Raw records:
--*--

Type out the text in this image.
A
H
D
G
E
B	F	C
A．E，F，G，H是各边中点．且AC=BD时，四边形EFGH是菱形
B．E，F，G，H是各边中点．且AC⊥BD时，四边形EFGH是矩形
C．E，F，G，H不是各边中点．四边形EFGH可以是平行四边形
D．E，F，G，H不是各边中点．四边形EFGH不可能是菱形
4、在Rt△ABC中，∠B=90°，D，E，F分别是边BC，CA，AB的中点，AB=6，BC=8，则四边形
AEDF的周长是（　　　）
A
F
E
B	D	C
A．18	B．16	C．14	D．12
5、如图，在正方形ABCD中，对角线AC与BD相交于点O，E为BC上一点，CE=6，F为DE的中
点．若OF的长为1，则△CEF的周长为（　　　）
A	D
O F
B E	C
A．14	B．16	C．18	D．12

--*--

Please return the data above exactly as given.

Type out the text in this image.
A
H
D
G
E
B	F	C
A．E，F，G，H是各边中点．且AC=BD时，四边形EFGH是菱形
B．E，F，G，H是各边中点．且AC⊥BD时，四边形EFGH是矩形
C．E，F，G，H不是各边中点．四边形EFGH可以是平行四边形
D．E，F，G，H不是各边中点．四边形EFGH不可能是菱形
4、在Rt△ABC中，∠B=90°，D，E，F分别是边BC，CA，AB的中点，AB=6，BC=8，则四边形
AEDF的周长是（　　　）
A
F
E
B	D	C
A．18	B．16	C．14	D．12
5、如图，在正方形ABCD中，对角线AC与BD相交于点O，E为BC上一点，CE=6，F为DE的中
点．若OF的长为1，则△CEF的周长为（　　　）
A	D
O F
B E	C
A．14	B．16	C．18	D．12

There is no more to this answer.